TASK BRIEF:
Return every line of the records below unchanged, character for character.

(Layout annotation records)

■ ■ ■ ■ ■ ■ ■

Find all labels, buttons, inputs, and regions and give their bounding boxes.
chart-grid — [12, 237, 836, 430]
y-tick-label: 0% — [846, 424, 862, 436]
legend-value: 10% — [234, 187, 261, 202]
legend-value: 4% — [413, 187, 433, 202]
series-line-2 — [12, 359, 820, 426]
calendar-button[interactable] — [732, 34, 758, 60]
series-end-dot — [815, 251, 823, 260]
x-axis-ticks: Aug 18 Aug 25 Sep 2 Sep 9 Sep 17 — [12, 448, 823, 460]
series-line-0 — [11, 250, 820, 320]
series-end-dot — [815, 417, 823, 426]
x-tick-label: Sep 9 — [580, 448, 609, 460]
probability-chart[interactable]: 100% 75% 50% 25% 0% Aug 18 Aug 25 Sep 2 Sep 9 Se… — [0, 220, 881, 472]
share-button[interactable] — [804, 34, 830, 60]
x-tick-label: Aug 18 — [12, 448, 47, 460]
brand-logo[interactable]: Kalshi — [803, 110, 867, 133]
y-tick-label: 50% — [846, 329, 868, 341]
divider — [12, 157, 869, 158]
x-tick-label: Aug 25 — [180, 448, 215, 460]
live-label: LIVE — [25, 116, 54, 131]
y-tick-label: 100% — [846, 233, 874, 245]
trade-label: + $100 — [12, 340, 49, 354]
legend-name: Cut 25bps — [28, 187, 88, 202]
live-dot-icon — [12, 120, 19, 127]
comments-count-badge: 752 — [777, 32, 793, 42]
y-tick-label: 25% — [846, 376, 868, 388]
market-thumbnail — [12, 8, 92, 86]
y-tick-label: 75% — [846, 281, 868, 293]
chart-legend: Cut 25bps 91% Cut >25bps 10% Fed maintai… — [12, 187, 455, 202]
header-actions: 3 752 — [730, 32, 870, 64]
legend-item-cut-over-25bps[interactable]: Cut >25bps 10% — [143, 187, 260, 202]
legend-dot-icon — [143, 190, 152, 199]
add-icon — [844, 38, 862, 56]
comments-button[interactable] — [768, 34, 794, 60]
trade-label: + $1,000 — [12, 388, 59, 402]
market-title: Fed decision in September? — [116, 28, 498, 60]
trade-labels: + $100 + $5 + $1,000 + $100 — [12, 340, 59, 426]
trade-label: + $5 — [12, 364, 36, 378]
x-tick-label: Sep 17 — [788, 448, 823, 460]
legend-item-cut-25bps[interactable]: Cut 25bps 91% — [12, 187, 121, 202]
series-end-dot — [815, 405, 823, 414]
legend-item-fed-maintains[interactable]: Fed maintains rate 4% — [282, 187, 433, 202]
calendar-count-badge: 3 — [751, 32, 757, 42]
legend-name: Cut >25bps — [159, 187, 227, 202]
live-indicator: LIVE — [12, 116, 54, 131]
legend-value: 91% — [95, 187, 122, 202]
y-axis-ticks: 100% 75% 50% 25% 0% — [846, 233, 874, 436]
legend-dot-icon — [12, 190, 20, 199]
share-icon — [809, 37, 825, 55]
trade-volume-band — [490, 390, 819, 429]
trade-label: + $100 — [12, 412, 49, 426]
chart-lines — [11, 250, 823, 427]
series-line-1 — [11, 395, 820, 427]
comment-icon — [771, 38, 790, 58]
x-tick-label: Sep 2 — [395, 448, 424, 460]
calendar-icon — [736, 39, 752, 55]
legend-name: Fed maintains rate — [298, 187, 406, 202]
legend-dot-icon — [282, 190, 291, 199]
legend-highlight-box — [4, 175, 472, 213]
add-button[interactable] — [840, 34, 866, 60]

■ ■ ■ ■ ■ ■ ■

WRITTEN ANSWER:
Find all labels, buttons, inputs, and regions and give their bounding boxes.
chart-grid — [12, 237, 836, 430]
y-tick-label: 0% — [846, 424, 862, 436]
legend-value: 10% — [234, 187, 261, 202]
legend-value: 4% — [413, 187, 433, 202]
series-line-2 — [12, 359, 820, 426]
calendar-button[interactable] — [732, 34, 758, 60]
series-end-dot — [815, 251, 823, 260]
x-axis-ticks: Aug 18 Aug 25 Sep 2 Sep 9 Sep 17 — [12, 448, 823, 460]
series-line-0 — [11, 250, 820, 320]
series-end-dot — [815, 417, 823, 426]
x-tick-label: Sep 9 — [580, 448, 609, 460]
probability-chart[interactable]: 100% 75% 50% 25% 0% Aug 18 Aug 25 Sep 2 Sep 9 Se… — [0, 220, 881, 472]
share-button[interactable] — [804, 34, 830, 60]
x-tick-label: Aug 18 — [12, 448, 47, 460]
brand-logo[interactable]: Kalshi — [803, 110, 867, 133]
y-tick-label: 50% — [846, 329, 868, 341]
divider — [12, 157, 869, 158]
x-tick-label: Aug 25 — [180, 448, 215, 460]
live-label: LIVE — [25, 116, 54, 131]
y-tick-label: 100% — [846, 233, 874, 245]
trade-label: + $100 — [12, 340, 49, 354]
legend-name: Cut 25bps — [28, 187, 88, 202]
live-dot-icon — [12, 120, 19, 127]
comments-count-badge: 752 — [777, 32, 793, 42]
y-tick-label: 25% — [846, 376, 868, 388]
market-thumbnail — [12, 8, 92, 86]
y-tick-label: 75% — [846, 281, 868, 293]
chart-legend: Cut 25bps 91% Cut >25bps 10% Fed maintai… — [12, 187, 455, 202]
header-actions: 3 752 — [730, 32, 870, 64]
legend-item-cut-over-25bps[interactable]: Cut >25bps 10% — [143, 187, 260, 202]
legend-dot-icon — [143, 190, 152, 199]
add-icon — [844, 38, 862, 56]
comments-button[interactable] — [768, 34, 794, 60]
trade-label: + $1,000 — [12, 388, 59, 402]
market-title: Fed decision in September? — [116, 28, 498, 60]
trade-labels: + $100 + $5 + $1,000 + $100 — [12, 340, 59, 426]
trade-label: + $5 — [12, 364, 36, 378]
x-tick-label: Sep 17 — [788, 448, 823, 460]
legend-item-cut-25bps[interactable]: Cut 25bps 91% — [12, 187, 121, 202]
series-end-dot — [815, 405, 823, 414]
legend-item-fed-maintains[interactable]: Fed maintains rate 4% — [282, 187, 433, 202]
calendar-count-badge: 3 — [751, 32, 757, 42]
legend-name: Cut >25bps — [159, 187, 227, 202]
live-indicator: LIVE — [12, 116, 54, 131]
legend-value: 91% — [95, 187, 122, 202]
y-axis-ticks: 100% 75% 50% 25% 0% — [846, 233, 874, 436]
legend-dot-icon — [12, 190, 20, 199]
share-icon — [809, 37, 825, 55]
trade-volume-band — [490, 390, 819, 429]
trade-label: + $100 — [12, 412, 49, 426]
chart-lines — [11, 250, 823, 427]
series-line-1 — [11, 395, 820, 427]
comment-icon — [771, 38, 790, 58]
x-tick-label: Sep 2 — [395, 448, 424, 460]
calendar-icon — [736, 39, 752, 55]
legend-name: Fed maintains rate — [298, 187, 406, 202]
legend-dot-icon — [282, 190, 291, 199]
legend-highlight-box — [4, 175, 472, 213]
add-button[interactable] — [840, 34, 866, 60]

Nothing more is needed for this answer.